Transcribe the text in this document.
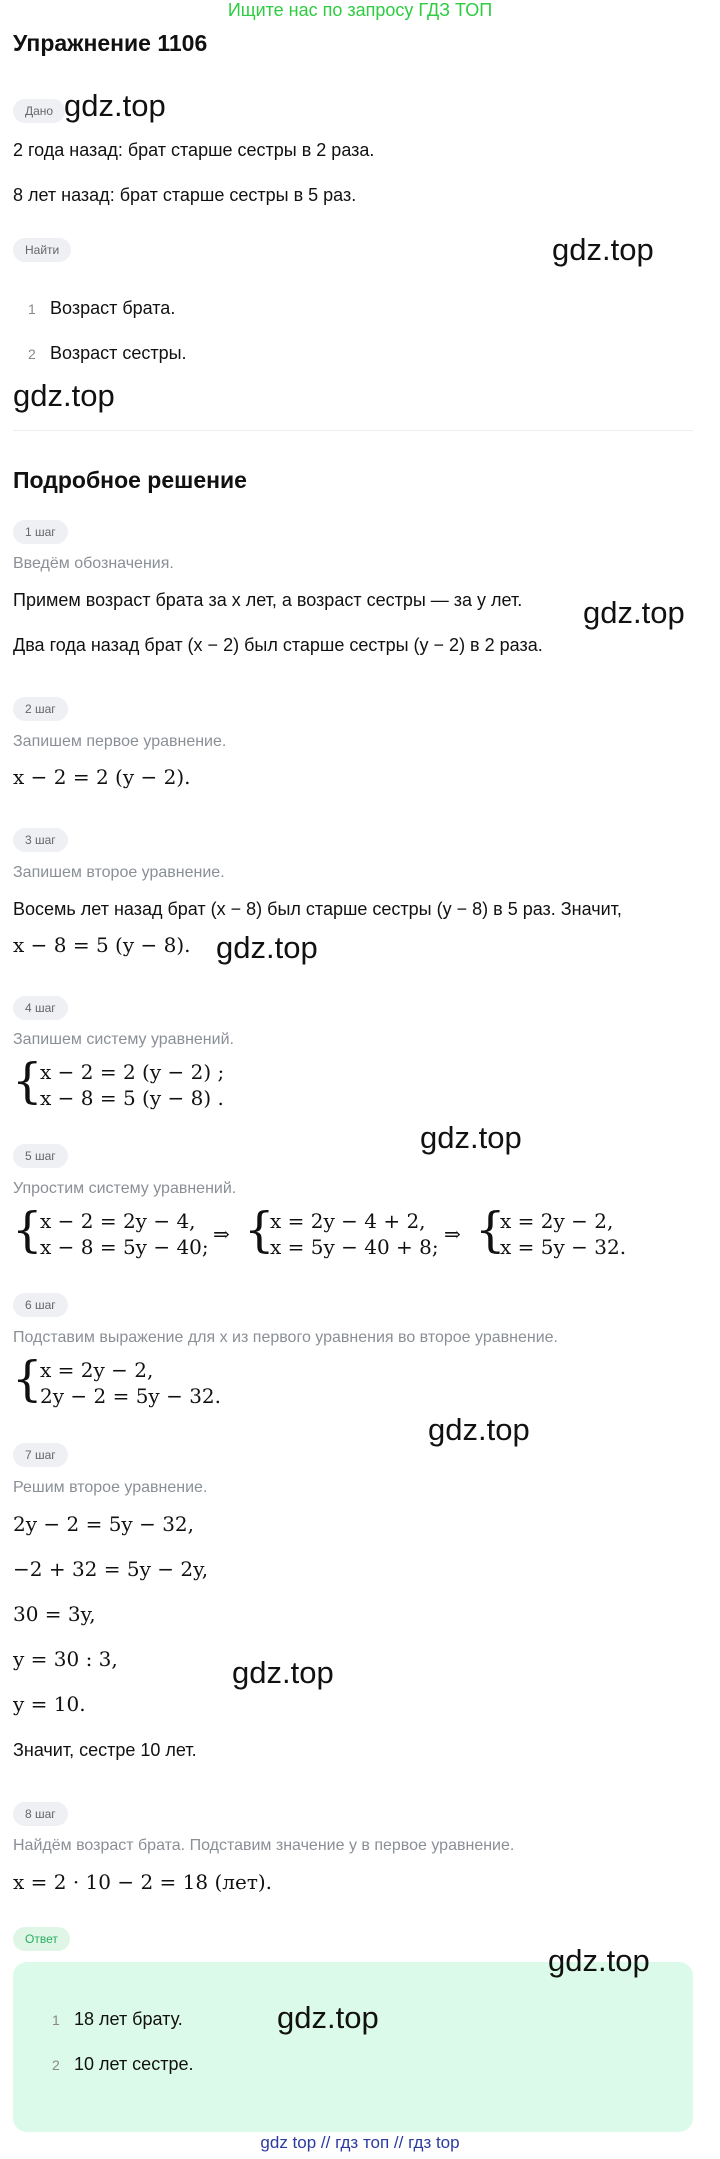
Ищите нас по запросу ГДЗ ТОП
Упражнение 1106
Дано gdz.top
2 года назад: брат старше сестры в 2 раза.
8 лет назад: брат старше сестры в 5 раз.
Найти	gdz.top
1 Возраст брата.
2 Возраст сестры.
gdz.top
Подробное решение
1 шаг
Введём обозначения.
Примем возраст брата за x лет, а возраст сестры — за y лет. gdz.top
Два года назад брат (x − 2) был старше сестры (y − 2) в 2 раза.
2 шаг
Запишем первое уравнение.
x − 2 = 2 (y − 2).
3 шаг
Запишем второе уравнение.
Восемь лет назад брат (x − 8) был старше сестры (y − 8) в 5 раз. Значит,
x − 8 = 5 (y − 8). gdz.top
4 шаг
Запишем систему уравнений.
{
x − 2 = 2 (y − 2) ;
x − 8 = 5 (y − 8) .
gdz.top
5 шаг
Упростим систему уравнений.
{
x − 2 = 2y − 4,
x − 8 = 5y − 40;
⇒ {
x = 2y − 4 + 2,
x = 5y − 40 + 8;
⇒ {
x = 2y − 2,
x = 5y − 32.
6 шаг
Подставим выражение для x из первого уравнения во второе уравнение.
{
x = 2y − 2,
2y − 2 = 5y − 32.
gdz.top
7 шаг
Решим второе уравнение.
2y − 2 = 5y − 32,
−2 + 32 = 5y − 2y,
30 = 3y,
y = 30 : 3,	gdz.top
y = 10.
Значит, сестре 10 лет.
8 шаг
Найдём возраст брата. Подставим значение y в первое уравнение.
x = 2 · 10 − 2 = 18 (лет).
Ответ
gdz.top
1 18 лет брату.	gdz.top
2 10 лет сестре.
gdz top // гдз топ // гдз top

•••

* **THE EXERCISE**: Each line above that includes "старше" should be shown.

* **COMPLETED TASK**:
2 года назад: брат старше сестры в 2 раза.
8 лет назад: брат старше сестры в 5 раз.
Два года назад брат (x − 2) был старше сестры (y − 2) в 2 раза.
Восемь лет назад брат (x − 8) был старше сестры (y − 8) в 5 раз. Значит,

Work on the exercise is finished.